(Direction): Transcribe the listing in full, excluding any pictures.

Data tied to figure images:
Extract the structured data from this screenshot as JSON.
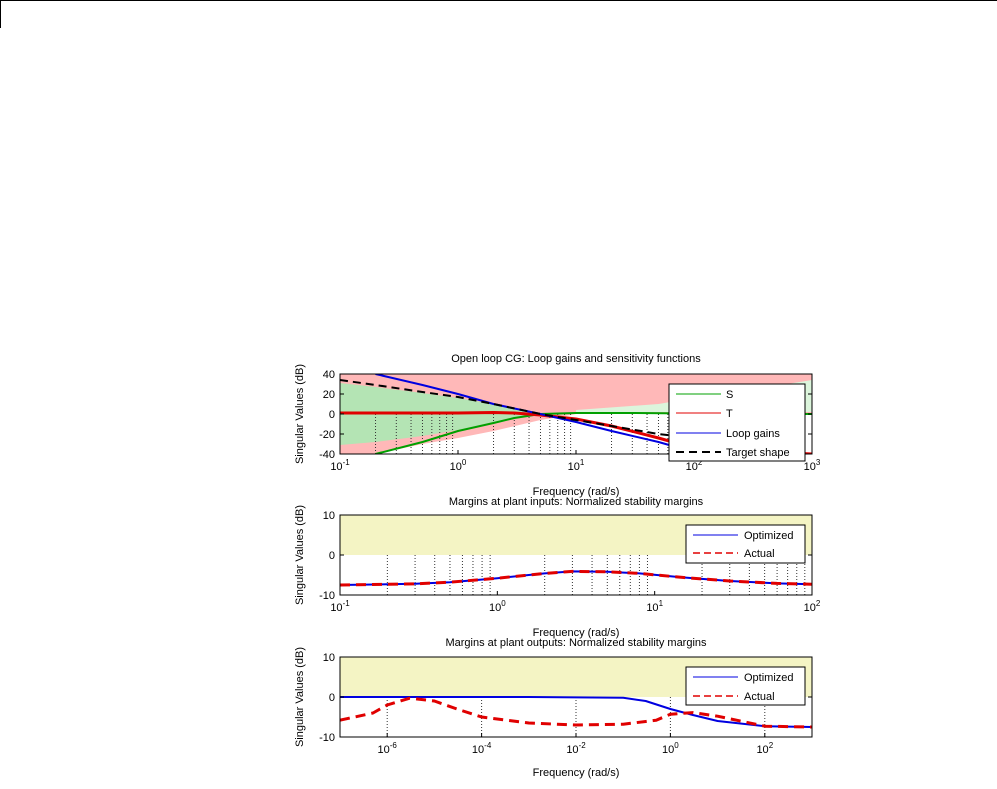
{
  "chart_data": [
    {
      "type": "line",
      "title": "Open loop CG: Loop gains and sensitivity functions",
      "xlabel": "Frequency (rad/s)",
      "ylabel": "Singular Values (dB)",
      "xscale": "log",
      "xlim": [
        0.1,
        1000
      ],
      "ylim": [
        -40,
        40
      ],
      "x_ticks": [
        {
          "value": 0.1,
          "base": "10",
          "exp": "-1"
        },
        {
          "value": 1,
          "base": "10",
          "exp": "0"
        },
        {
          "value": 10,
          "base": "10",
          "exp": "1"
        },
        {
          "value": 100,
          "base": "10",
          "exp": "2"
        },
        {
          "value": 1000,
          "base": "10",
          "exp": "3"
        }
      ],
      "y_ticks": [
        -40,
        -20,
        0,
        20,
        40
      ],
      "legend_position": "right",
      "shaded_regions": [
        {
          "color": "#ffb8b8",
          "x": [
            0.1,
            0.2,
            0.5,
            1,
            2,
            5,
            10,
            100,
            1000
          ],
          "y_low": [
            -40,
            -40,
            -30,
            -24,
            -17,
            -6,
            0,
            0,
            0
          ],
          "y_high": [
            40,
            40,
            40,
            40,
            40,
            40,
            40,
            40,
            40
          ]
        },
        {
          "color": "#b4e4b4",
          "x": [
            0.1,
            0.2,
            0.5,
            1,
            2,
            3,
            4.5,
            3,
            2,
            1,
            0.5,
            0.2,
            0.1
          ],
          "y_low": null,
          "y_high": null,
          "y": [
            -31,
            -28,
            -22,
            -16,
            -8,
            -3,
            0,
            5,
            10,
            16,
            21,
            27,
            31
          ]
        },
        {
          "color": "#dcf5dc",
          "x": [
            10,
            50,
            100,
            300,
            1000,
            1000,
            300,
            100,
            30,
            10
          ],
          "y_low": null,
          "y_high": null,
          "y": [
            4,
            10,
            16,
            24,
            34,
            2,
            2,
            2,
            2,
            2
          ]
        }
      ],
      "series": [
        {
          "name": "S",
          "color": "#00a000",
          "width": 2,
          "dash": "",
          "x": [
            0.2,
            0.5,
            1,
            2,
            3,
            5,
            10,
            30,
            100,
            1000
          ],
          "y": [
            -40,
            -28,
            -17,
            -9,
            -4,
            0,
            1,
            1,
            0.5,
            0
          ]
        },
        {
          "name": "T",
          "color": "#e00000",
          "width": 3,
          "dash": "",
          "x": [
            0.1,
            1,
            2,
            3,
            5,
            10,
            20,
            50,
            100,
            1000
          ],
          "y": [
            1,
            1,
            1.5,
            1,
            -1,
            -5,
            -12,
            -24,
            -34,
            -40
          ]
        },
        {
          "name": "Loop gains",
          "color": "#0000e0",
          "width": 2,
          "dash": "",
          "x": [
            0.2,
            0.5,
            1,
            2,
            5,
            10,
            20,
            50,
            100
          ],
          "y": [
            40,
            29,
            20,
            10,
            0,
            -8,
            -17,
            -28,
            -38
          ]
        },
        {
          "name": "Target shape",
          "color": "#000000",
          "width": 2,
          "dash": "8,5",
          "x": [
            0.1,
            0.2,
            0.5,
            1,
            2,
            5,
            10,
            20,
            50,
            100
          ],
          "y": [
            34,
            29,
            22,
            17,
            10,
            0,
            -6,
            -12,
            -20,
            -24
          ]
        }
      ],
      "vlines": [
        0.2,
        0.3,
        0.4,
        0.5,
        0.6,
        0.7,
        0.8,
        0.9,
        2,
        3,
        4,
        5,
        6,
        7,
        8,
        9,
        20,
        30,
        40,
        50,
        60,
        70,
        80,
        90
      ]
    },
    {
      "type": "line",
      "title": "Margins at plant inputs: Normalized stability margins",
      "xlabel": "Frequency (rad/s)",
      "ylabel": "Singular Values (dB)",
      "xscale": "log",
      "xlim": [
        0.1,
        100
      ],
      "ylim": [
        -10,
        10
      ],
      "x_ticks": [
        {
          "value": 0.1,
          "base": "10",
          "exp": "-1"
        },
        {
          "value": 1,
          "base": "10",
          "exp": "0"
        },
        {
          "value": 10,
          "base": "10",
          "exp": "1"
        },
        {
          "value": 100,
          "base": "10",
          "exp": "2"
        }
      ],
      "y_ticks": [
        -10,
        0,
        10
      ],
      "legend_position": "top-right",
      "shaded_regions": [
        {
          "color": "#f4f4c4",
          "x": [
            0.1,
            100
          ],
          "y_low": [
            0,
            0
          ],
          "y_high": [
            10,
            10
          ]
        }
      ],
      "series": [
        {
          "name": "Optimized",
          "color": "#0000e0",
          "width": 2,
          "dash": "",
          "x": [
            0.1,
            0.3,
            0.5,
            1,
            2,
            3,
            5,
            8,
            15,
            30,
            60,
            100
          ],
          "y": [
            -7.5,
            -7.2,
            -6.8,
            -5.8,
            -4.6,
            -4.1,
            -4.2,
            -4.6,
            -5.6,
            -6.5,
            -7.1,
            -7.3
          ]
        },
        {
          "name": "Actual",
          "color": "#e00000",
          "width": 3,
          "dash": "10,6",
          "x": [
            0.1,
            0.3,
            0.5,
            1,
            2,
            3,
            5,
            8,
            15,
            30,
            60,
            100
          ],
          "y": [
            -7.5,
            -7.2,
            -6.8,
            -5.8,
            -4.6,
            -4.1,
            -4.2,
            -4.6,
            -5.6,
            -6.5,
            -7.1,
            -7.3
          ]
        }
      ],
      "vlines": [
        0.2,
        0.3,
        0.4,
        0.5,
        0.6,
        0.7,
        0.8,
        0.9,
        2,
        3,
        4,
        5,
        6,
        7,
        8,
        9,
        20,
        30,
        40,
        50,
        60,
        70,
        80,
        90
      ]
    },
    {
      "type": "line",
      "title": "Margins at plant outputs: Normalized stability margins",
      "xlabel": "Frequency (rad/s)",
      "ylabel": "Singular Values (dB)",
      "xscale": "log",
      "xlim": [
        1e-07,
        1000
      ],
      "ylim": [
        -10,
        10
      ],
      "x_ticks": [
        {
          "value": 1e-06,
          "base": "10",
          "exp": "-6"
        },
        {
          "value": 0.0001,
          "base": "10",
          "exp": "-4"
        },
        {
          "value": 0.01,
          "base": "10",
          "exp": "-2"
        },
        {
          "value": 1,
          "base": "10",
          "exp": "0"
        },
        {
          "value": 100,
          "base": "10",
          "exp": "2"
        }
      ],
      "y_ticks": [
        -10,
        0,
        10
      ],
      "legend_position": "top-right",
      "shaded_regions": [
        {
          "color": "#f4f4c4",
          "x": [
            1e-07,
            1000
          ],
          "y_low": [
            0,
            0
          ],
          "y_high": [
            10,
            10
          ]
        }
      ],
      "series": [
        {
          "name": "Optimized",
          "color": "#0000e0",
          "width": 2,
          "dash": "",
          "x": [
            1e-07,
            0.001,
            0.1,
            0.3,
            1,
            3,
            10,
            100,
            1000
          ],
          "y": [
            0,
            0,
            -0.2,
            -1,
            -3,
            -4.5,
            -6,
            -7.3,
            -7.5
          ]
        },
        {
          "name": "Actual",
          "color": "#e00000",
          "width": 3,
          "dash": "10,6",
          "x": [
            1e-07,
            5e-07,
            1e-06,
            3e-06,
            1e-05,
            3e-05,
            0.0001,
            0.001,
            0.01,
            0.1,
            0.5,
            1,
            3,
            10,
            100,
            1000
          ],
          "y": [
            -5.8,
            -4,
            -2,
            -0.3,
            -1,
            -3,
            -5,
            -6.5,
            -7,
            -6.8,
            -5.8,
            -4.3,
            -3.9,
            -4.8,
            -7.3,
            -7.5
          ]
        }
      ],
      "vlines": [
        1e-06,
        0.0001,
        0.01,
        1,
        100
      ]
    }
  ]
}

(Task solution):
Extract the structured data from this screenshot as JSON.
{
  "chart_data": [
    {
      "type": "line",
      "title": "Open loop CG: Loop gains and sensitivity functions",
      "xlabel": "Frequency (rad/s)",
      "ylabel": "Singular Values (dB)",
      "xscale": "log",
      "xlim": [
        0.1,
        1000
      ],
      "ylim": [
        -40,
        40
      ],
      "x_ticks": [
        {
          "value": 0.1,
          "base": "10",
          "exp": "-1"
        },
        {
          "value": 1,
          "base": "10",
          "exp": "0"
        },
        {
          "value": 10,
          "base": "10",
          "exp": "1"
        },
        {
          "value": 100,
          "base": "10",
          "exp": "2"
        },
        {
          "value": 1000,
          "base": "10",
          "exp": "3"
        }
      ],
      "y_ticks": [
        -40,
        -20,
        0,
        20,
        40
      ],
      "legend_position": "right",
      "shaded_regions": [
        {
          "color": "#ffb8b8",
          "x": [
            0.1,
            0.2,
            0.5,
            1,
            2,
            5,
            10,
            100,
            1000
          ],
          "y_low": [
            -40,
            -40,
            -30,
            -24,
            -17,
            -6,
            0,
            0,
            0
          ],
          "y_high": [
            40,
            40,
            40,
            40,
            40,
            40,
            40,
            40,
            40
          ]
        },
        {
          "color": "#b4e4b4",
          "x": [
            0.1,
            0.2,
            0.5,
            1,
            2,
            3,
            4.5,
            3,
            2,
            1,
            0.5,
            0.2,
            0.1
          ],
          "y_low": null,
          "y_high": null,
          "y": [
            -31,
            -28,
            -22,
            -16,
            -8,
            -3,
            0,
            5,
            10,
            16,
            21,
            27,
            31
          ]
        },
        {
          "color": "#dcf5dc",
          "x": [
            10,
            50,
            100,
            300,
            1000,
            1000,
            300,
            100,
            30,
            10
          ],
          "y_low": null,
          "y_high": null,
          "y": [
            4,
            10,
            16,
            24,
            34,
            2,
            2,
            2,
            2,
            2
          ]
        }
      ],
      "series": [
        {
          "name": "S",
          "color": "#00a000",
          "width": 2,
          "dash": "",
          "x": [
            0.2,
            0.5,
            1,
            2,
            3,
            5,
            10,
            30,
            100,
            1000
          ],
          "y": [
            -40,
            -28,
            -17,
            -9,
            -4,
            0,
            1,
            1,
            0.5,
            0
          ]
        },
        {
          "name": "T",
          "color": "#e00000",
          "width": 3,
          "dash": "",
          "x": [
            0.1,
            1,
            2,
            3,
            5,
            10,
            20,
            50,
            100,
            1000
          ],
          "y": [
            1,
            1,
            1.5,
            1,
            -1,
            -5,
            -12,
            -24,
            -34,
            -40
          ]
        },
        {
          "name": "Loop gains",
          "color": "#0000e0",
          "width": 2,
          "dash": "",
          "x": [
            0.2,
            0.5,
            1,
            2,
            5,
            10,
            20,
            50,
            100
          ],
          "y": [
            40,
            29,
            20,
            10,
            0,
            -8,
            -17,
            -28,
            -38
          ]
        },
        {
          "name": "Target shape",
          "color": "#000000",
          "width": 2,
          "dash": "8,5",
          "x": [
            0.1,
            0.2,
            0.5,
            1,
            2,
            5,
            10,
            20,
            50,
            100
          ],
          "y": [
            34,
            29,
            22,
            17,
            10,
            0,
            -6,
            -12,
            -20,
            -24
          ]
        }
      ],
      "vlines": [
        0.2,
        0.3,
        0.4,
        0.5,
        0.6,
        0.7,
        0.8,
        0.9,
        2,
        3,
        4,
        5,
        6,
        7,
        8,
        9,
        20,
        30,
        40,
        50,
        60,
        70,
        80,
        90
      ]
    },
    {
      "type": "line",
      "title": "Margins at plant inputs: Normalized stability margins",
      "xlabel": "Frequency (rad/s)",
      "ylabel": "Singular Values (dB)",
      "xscale": "log",
      "xlim": [
        0.1,
        100
      ],
      "ylim": [
        -10,
        10
      ],
      "x_ticks": [
        {
          "value": 0.1,
          "base": "10",
          "exp": "-1"
        },
        {
          "value": 1,
          "base": "10",
          "exp": "0"
        },
        {
          "value": 10,
          "base": "10",
          "exp": "1"
        },
        {
          "value": 100,
          "base": "10",
          "exp": "2"
        }
      ],
      "y_ticks": [
        -10,
        0,
        10
      ],
      "legend_position": "top-right",
      "shaded_regions": [
        {
          "color": "#f4f4c4",
          "x": [
            0.1,
            100
          ],
          "y_low": [
            0,
            0
          ],
          "y_high": [
            10,
            10
          ]
        }
      ],
      "series": [
        {
          "name": "Optimized",
          "color": "#0000e0",
          "width": 2,
          "dash": "",
          "x": [
            0.1,
            0.3,
            0.5,
            1,
            2,
            3,
            5,
            8,
            15,
            30,
            60,
            100
          ],
          "y": [
            -7.5,
            -7.2,
            -6.8,
            -5.8,
            -4.6,
            -4.1,
            -4.2,
            -4.6,
            -5.6,
            -6.5,
            -7.1,
            -7.3
          ]
        },
        {
          "name": "Actual",
          "color": "#e00000",
          "width": 3,
          "dash": "10,6",
          "x": [
            0.1,
            0.3,
            0.5,
            1,
            2,
            3,
            5,
            8,
            15,
            30,
            60,
            100
          ],
          "y": [
            -7.5,
            -7.2,
            -6.8,
            -5.8,
            -4.6,
            -4.1,
            -4.2,
            -4.6,
            -5.6,
            -6.5,
            -7.1,
            -7.3
          ]
        }
      ],
      "vlines": [
        0.2,
        0.3,
        0.4,
        0.5,
        0.6,
        0.7,
        0.8,
        0.9,
        2,
        3,
        4,
        5,
        6,
        7,
        8,
        9,
        20,
        30,
        40,
        50,
        60,
        70,
        80,
        90
      ]
    },
    {
      "type": "line",
      "title": "Margins at plant outputs: Normalized stability margins",
      "xlabel": "Frequency (rad/s)",
      "ylabel": "Singular Values (dB)",
      "xscale": "log",
      "xlim": [
        1e-07,
        1000
      ],
      "ylim": [
        -10,
        10
      ],
      "x_ticks": [
        {
          "value": 1e-06,
          "base": "10",
          "exp": "-6"
        },
        {
          "value": 0.0001,
          "base": "10",
          "exp": "-4"
        },
        {
          "value": 0.01,
          "base": "10",
          "exp": "-2"
        },
        {
          "value": 1,
          "base": "10",
          "exp": "0"
        },
        {
          "value": 100,
          "base": "10",
          "exp": "2"
        }
      ],
      "y_ticks": [
        -10,
        0,
        10
      ],
      "legend_position": "top-right",
      "shaded_regions": [
        {
          "color": "#f4f4c4",
          "x": [
            1e-07,
            1000
          ],
          "y_low": [
            0,
            0
          ],
          "y_high": [
            10,
            10
          ]
        }
      ],
      "series": [
        {
          "name": "Optimized",
          "color": "#0000e0",
          "width": 2,
          "dash": "",
          "x": [
            1e-07,
            0.001,
            0.1,
            0.3,
            1,
            3,
            10,
            100,
            1000
          ],
          "y": [
            0,
            0,
            -0.2,
            -1,
            -3,
            -4.5,
            -6,
            -7.3,
            -7.5
          ]
        },
        {
          "name": "Actual",
          "color": "#e00000",
          "width": 3,
          "dash": "10,6",
          "x": [
            1e-07,
            5e-07,
            1e-06,
            3e-06,
            1e-05,
            3e-05,
            0.0001,
            0.001,
            0.01,
            0.1,
            0.5,
            1,
            3,
            10,
            100,
            1000
          ],
          "y": [
            -5.8,
            -4,
            -2,
            -0.3,
            -1,
            -3,
            -5,
            -6.5,
            -7,
            -6.8,
            -5.8,
            -4.3,
            -3.9,
            -4.8,
            -7.3,
            -7.5
          ]
        }
      ],
      "vlines": [
        1e-06,
        0.0001,
        0.01,
        1,
        100
      ]
    }
  ]
}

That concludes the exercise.